**Directions:** Put every line of the entries below into a JSON list of strings, one string per line, leaving out blank lines and the pictures.

>> START Data to use

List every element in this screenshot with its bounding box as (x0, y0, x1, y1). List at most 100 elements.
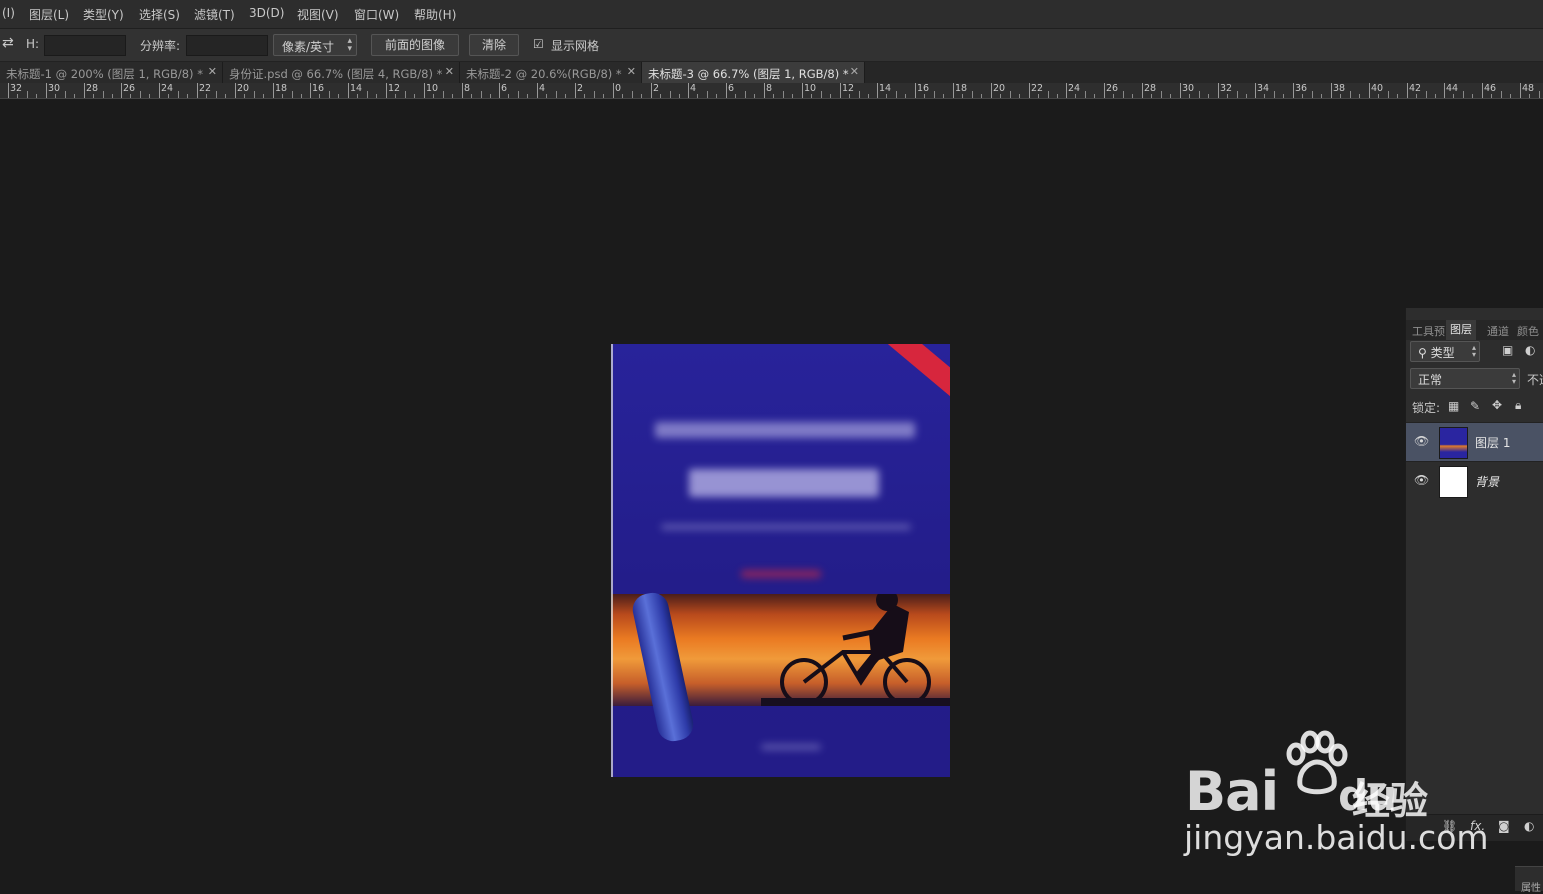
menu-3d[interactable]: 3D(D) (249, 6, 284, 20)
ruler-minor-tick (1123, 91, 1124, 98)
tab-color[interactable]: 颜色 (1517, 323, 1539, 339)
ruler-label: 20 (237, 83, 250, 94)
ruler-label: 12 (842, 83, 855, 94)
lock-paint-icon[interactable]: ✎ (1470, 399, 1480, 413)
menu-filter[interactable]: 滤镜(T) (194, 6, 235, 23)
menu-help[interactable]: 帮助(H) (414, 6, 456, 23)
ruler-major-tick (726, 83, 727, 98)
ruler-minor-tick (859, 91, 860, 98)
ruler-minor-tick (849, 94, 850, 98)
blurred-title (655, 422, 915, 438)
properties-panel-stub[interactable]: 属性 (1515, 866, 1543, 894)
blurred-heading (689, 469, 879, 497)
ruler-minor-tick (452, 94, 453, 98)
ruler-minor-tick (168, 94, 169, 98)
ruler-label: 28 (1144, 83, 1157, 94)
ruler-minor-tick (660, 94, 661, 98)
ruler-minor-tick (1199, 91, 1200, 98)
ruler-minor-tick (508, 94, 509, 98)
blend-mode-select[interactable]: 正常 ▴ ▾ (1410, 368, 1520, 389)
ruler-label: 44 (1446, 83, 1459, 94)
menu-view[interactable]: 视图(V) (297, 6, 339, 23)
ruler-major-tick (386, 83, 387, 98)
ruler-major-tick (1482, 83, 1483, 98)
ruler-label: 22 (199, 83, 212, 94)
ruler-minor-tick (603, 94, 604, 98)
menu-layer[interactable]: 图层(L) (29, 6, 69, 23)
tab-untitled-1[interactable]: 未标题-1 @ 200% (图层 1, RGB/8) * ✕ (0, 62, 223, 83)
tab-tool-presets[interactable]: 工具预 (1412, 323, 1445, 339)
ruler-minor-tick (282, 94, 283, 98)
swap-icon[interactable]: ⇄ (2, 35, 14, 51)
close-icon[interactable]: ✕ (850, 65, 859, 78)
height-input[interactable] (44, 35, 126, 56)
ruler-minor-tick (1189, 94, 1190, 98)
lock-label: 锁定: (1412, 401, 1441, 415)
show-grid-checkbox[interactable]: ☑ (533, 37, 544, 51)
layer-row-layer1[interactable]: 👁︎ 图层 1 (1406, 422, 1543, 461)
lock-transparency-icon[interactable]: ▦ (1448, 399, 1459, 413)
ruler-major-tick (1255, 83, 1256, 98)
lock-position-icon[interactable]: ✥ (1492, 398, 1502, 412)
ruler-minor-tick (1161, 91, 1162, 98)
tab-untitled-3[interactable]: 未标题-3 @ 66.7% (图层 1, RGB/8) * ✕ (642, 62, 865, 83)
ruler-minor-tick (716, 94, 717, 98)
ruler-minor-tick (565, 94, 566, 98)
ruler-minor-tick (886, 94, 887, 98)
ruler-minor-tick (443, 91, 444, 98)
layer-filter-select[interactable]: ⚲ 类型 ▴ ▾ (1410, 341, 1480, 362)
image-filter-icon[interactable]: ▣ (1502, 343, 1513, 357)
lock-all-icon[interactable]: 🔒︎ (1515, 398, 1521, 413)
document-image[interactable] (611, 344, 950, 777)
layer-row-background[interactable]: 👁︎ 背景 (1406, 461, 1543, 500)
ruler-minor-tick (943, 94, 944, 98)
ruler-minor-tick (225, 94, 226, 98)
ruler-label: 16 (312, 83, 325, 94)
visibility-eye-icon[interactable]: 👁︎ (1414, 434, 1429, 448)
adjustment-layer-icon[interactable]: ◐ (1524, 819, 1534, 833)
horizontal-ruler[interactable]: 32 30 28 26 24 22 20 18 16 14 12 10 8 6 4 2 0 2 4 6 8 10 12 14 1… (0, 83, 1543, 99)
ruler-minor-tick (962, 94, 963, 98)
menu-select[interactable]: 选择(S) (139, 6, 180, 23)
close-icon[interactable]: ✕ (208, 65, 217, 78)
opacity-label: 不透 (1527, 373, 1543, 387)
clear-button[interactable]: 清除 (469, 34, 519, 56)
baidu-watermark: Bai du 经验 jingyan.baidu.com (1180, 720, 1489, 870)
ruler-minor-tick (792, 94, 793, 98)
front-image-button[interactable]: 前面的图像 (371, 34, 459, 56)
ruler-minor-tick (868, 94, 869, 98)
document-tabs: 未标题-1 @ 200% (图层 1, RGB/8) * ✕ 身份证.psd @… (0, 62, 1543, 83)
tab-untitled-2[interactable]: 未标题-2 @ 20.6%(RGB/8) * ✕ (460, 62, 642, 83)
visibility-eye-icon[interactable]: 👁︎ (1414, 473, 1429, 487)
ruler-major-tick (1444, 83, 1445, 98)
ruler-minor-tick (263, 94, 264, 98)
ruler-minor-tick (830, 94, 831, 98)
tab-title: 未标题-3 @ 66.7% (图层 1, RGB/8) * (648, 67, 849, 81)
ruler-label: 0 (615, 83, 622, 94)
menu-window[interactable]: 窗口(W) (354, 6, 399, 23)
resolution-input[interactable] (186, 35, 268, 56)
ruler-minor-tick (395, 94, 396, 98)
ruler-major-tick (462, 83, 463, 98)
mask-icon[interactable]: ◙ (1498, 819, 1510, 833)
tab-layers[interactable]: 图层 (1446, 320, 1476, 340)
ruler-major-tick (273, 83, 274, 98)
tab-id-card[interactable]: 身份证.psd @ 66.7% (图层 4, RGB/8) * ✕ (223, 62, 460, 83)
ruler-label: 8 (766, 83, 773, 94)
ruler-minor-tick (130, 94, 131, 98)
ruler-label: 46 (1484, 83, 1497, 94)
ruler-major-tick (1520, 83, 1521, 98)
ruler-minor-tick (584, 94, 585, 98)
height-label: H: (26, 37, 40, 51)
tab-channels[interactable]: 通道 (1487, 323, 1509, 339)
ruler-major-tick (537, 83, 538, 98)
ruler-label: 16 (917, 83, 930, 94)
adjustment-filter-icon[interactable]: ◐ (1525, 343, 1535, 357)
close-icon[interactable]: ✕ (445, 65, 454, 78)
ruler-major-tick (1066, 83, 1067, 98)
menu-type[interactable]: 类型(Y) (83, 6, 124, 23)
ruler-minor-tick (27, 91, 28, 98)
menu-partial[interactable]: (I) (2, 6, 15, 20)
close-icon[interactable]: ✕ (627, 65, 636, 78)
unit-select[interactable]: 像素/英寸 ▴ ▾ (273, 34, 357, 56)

>> END Data to use

**Finished task:**
[
  "List every element in this screenshot with its bounding box as (x0, y0, x1, y1). List at most 100 elements.",
  "menu-3d[interactable]: 3D(D) (249, 6, 284, 20)",
  "ruler-minor-tick (1123, 91, 1124, 98)",
  "tab-color[interactable]: 颜色 (1517, 323, 1539, 339)",
  "ruler-label: 20 (237, 83, 250, 94)",
  "ruler-label: 12 (842, 83, 855, 94)",
  "lock-paint-icon[interactable]: ✎ (1470, 399, 1480, 413)",
  "menu-filter[interactable]: 滤镜(T) (194, 6, 235, 23)",
  "menu-help[interactable]: 帮助(H) (414, 6, 456, 23)",
  "ruler-major-tick (726, 83, 727, 98)",
  "ruler-minor-tick (859, 91, 860, 98)",
  "ruler-minor-tick (849, 94, 850, 98)",
  "blurred-title (655, 422, 915, 438)",
  "properties-panel-stub[interactable]: 属性 (1515, 866, 1543, 894)",
  "blurred-heading (689, 469, 879, 497)",
  "ruler-minor-tick (452, 94, 453, 98)",
  "ruler-minor-tick (168, 94, 169, 98)",
  "ruler-label: 28 (1144, 83, 1157, 94)",
  "ruler-minor-tick (660, 94, 661, 98)",
  "ruler-minor-tick (1199, 91, 1200, 98)",
  "ruler-minor-tick (508, 94, 509, 98)",
  "blend-mode-select[interactable]: 正常 ▴ ▾ (1410, 368, 1520, 389)",
  "ruler-label: 44 (1446, 83, 1459, 94)",
  "menu-view[interactable]: 视图(V) (297, 6, 339, 23)",
  "ruler-major-tick (386, 83, 387, 98)",
  "ruler-major-tick (1482, 83, 1483, 98)",
  "ruler-label: 22 (199, 83, 212, 94)",
  "ruler-minor-tick (603, 94, 604, 98)",
  "menu-layer[interactable]: 图层(L) (29, 6, 69, 23)",
  "tab-untitled-1[interactable]: 未标题-1 @ 200% (图层 1, RGB/8) * ✕ (0, 62, 223, 83)",
  "tab-tool-presets[interactable]: 工具预 (1412, 323, 1445, 339)",
  "ruler-minor-tick (282, 94, 283, 98)",
  "swap-icon[interactable]: ⇄ (2, 35, 14, 51)",
  "close-icon[interactable]: ✕ (850, 65, 859, 78)",
  "height-input[interactable] (44, 35, 126, 56)",
  "ruler-minor-tick (1189, 94, 1190, 98)",
  "lock-label: 锁定: (1412, 401, 1441, 415)",
  "show-grid-checkbox[interactable]: ☑ (533, 37, 544, 51)",
  "layer-row-layer1[interactable]: 👁︎ 图层 1 (1406, 422, 1543, 461)",
  "lock-transparency-icon[interactable]: ▦ (1448, 399, 1459, 413)",
  "ruler-major-tick (1255, 83, 1256, 98)",
  "lock-position-icon[interactable]: ✥ (1492, 398, 1502, 412)",
  "ruler-minor-tick (1161, 91, 1162, 98)",
  "tab-untitled-3[interactable]: 未标题-3 @ 66.7% (图层 1, RGB/8) * ✕ (642, 62, 865, 83)",
  "ruler-minor-tick (716, 94, 717, 98)",
  "ruler-minor-tick (565, 94, 566, 98)",
  "ruler-minor-tick (886, 94, 887, 98)",
  "ruler-minor-tick (443, 91, 444, 98)",
  "layer-filter-select[interactable]: ⚲ 类型 ▴ ▾ (1410, 341, 1480, 362)",
  "image-filter-icon[interactable]: ▣ (1502, 343, 1513, 357)",
  "lock-all-icon[interactable]: 🔒︎ (1515, 398, 1521, 413)",
  "document-image[interactable] (611, 344, 950, 777)",
  "layer-row-background[interactable]: 👁︎ 背景 (1406, 461, 1543, 500)",
  "ruler-minor-tick (943, 94, 944, 98)",
  "ruler-minor-tick (225, 94, 226, 98)",
  "ruler-label: 16 (312, 83, 325, 94)",
  "visibility-eye-icon[interactable]: 👁︎ (1414, 434, 1429, 448)",
  "adjustment-layer-icon[interactable]: ◐ (1524, 819, 1534, 833)",
  "horizontal-ruler[interactable]: 32 30 28 26 24 22 20 18 16 14 12 10 8 6 4 2 0 2 4 6 8 10 12 14 1… (0, 83, 1543, 99)",
  "ruler-minor-tick (962, 94, 963, 98)",
  "menu-select[interactable]: 选择(S) (139, 6, 180, 23)",
  "close-icon[interactable]: ✕ (208, 65, 217, 78)",
  "opacity-label: 不透 (1527, 373, 1543, 387)",
  "clear-button[interactable]: 清除 (469, 34, 519, 56)",
  "baidu-watermark: Bai du 经验 jingyan.baidu.com (1180, 720, 1489, 870)",
  "ruler-minor-tick (792, 94, 793, 98)",
  "front-image-button[interactable]: 前面的图像 (371, 34, 459, 56)",
  "ruler-minor-tick (868, 94, 869, 98)",
  "document-tabs: 未标题-1 @ 200% (图层 1, RGB/8) * ✕ 身份证.psd @… (0, 62, 1543, 83)",
  "tab-untitled-2[interactable]: 未标题-2 @ 20.6%(RGB/8) * ✕ (460, 62, 642, 83)",
  "visibility-eye-icon[interactable]: 👁︎ (1414, 473, 1429, 487)",
  "ruler-major-tick (1444, 83, 1445, 98)",
  "ruler-minor-tick (263, 94, 264, 98)",
  "ruler-minor-tick (830, 94, 831, 98)",
  "tab-title: 未标题-3 @ 66.7% (图层 1, RGB/8) * (648, 67, 849, 81)",
  "ruler-label: 0 (615, 83, 622, 94)",
  "menu-window[interactable]: 窗口(W) (354, 6, 399, 23)",
  "resolution-input[interactable] (186, 35, 268, 56)",
  "ruler-minor-tick (395, 94, 396, 98)",
  "ruler-major-tick (462, 83, 463, 98)",
  "mask-icon[interactable]: ◙ (1498, 819, 1510, 833)",
  "tab-layers[interactable]: 图层 (1446, 320, 1476, 340)",
  "ruler-major-tick (273, 83, 274, 98)",
  "tab-id-card[interactable]: 身份证.psd @ 66.7% (图层 4, RGB/8) * ✕ (223, 62, 460, 83)",
  "ruler-label: 8 (766, 83, 773, 94)",
  "ruler-minor-tick (130, 94, 131, 98)",
  "ruler-label: 46 (1484, 83, 1497, 94)",
  "ruler-major-tick (1520, 83, 1521, 98)",
  "ruler-minor-tick (584, 94, 585, 98)",
  "height-label: H: (26, 37, 40, 51)",
  "tab-channels[interactable]: 通道 (1487, 323, 1509, 339)",
  "ruler-major-tick (537, 83, 538, 98)",
  "ruler-label: 16 (917, 83, 930, 94)",
  "adjustment-filter-icon[interactable]: ◐ (1525, 343, 1535, 357)",
  "close-icon[interactable]: ✕ (445, 65, 454, 78)",
  "ruler-major-tick (1066, 83, 1067, 98)",
  "menu-type[interactable]: 类型(Y) (83, 6, 124, 23)",
  "ruler-minor-tick (27, 91, 28, 98)",
  "menu-partial[interactable]: (I) (2, 6, 15, 20)",
  "close-icon[interactable]: ✕ (627, 65, 636, 78)",
  "unit-select[interactable]: 像素/英寸 ▴ ▾ (273, 34, 357, 56)"
]